• WHAT TO WORK ON: Reproduce exactly the line in which "Convert this document image to plain text." occurs and all the lines after it, ending with the last line.

• PROVIDED RECORDS:

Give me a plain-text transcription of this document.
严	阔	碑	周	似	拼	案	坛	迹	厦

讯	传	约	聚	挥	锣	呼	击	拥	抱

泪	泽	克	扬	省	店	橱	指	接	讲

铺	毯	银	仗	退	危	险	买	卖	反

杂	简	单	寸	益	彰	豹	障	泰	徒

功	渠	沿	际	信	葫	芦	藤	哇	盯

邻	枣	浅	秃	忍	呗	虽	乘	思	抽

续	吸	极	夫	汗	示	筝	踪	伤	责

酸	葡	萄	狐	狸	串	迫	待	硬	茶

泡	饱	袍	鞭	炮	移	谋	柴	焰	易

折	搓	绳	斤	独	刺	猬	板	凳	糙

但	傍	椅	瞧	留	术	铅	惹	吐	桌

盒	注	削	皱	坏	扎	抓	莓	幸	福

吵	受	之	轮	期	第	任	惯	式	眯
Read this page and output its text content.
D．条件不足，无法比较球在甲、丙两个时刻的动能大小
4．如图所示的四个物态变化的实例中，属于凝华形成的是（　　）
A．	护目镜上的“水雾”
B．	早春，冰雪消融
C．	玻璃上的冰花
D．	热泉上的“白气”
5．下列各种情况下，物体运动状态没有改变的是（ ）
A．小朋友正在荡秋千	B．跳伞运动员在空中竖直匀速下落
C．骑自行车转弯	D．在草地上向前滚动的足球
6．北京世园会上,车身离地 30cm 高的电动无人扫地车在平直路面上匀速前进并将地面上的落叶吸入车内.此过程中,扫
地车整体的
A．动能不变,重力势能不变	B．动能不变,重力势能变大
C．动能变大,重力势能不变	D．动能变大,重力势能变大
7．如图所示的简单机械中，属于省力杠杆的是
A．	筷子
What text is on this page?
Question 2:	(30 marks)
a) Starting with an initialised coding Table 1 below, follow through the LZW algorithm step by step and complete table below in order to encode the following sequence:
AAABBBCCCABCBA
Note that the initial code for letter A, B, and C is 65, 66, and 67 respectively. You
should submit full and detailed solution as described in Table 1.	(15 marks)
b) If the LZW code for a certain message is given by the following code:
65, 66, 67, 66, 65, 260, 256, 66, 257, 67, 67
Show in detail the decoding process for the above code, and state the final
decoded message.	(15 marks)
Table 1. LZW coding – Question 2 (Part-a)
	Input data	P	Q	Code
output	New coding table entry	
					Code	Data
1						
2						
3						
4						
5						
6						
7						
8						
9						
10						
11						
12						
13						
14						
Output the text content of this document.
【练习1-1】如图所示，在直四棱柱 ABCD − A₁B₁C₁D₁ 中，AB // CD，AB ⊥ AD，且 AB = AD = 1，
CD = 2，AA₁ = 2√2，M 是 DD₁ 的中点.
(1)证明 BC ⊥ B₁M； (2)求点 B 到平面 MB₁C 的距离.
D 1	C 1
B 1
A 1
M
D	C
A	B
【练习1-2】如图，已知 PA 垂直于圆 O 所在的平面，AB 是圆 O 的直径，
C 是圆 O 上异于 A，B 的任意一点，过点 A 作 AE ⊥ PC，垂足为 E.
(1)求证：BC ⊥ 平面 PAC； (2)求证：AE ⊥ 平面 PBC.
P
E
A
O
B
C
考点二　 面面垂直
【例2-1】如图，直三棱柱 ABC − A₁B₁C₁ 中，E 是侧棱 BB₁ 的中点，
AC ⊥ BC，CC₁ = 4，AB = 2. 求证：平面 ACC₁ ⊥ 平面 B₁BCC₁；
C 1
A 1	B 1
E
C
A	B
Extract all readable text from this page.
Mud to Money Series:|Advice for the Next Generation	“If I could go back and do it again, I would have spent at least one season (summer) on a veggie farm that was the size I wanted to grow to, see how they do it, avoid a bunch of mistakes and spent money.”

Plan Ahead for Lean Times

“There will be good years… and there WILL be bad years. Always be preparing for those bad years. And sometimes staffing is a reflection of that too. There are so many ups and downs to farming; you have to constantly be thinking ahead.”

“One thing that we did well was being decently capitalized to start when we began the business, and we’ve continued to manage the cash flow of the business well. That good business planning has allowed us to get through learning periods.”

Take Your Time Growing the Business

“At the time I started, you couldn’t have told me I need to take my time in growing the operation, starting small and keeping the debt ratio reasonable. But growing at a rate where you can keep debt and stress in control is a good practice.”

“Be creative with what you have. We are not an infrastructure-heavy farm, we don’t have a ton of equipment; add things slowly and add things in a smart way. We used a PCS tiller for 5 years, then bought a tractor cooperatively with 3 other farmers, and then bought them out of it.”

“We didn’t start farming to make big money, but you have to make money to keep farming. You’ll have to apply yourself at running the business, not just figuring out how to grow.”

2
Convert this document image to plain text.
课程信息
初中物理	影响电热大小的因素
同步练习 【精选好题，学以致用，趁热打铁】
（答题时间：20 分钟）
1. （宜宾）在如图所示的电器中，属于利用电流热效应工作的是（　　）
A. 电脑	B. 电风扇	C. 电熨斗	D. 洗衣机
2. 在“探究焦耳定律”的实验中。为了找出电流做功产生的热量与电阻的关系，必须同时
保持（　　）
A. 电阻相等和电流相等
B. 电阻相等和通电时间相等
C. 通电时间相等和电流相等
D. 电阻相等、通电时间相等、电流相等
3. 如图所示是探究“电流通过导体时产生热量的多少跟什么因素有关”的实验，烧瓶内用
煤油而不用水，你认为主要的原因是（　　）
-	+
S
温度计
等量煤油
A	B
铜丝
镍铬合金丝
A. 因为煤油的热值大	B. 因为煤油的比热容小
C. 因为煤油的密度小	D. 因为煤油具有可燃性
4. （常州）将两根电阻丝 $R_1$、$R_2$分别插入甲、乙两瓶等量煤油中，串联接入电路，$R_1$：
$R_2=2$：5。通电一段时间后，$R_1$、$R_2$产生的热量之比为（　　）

• THE SOLUTION:
Convert this document image to plain text.
课程信息
初中物理	影响电热大小的因素
同步练习 【精选好题，学以致用，趁热打铁】
（答题时间：20 分钟）
1. （宜宾）在如图所示的电器中，属于利用电流热效应工作的是（　　）
A. 电脑	B. 电风扇	C. 电熨斗	D. 洗衣机
2. 在“探究焦耳定律”的实验中。为了找出电流做功产生的热量与电阻的关系，必须同时
保持（　　）
A. 电阻相等和电流相等
B. 电阻相等和通电时间相等
C. 通电时间相等和电流相等
D. 电阻相等、通电时间相等、电流相等
3. 如图所示是探究“电流通过导体时产生热量的多少跟什么因素有关”的实验，烧瓶内用
煤油而不用水，你认为主要的原因是（　　）
-	+
S
温度计
等量煤油
A	B
铜丝
镍铬合金丝
A. 因为煤油的热值大	B. 因为煤油的比热容小
C. 因为煤油的密度小	D. 因为煤油具有可燃性
4. （常州）将两根电阻丝 $R_1$、$R_2$分别插入甲、乙两瓶等量煤油中，串联接入电路，$R_1$：
$R_2=2$：5。通电一段时间后，$R_1$、$R_2$产生的热量之比为（　　）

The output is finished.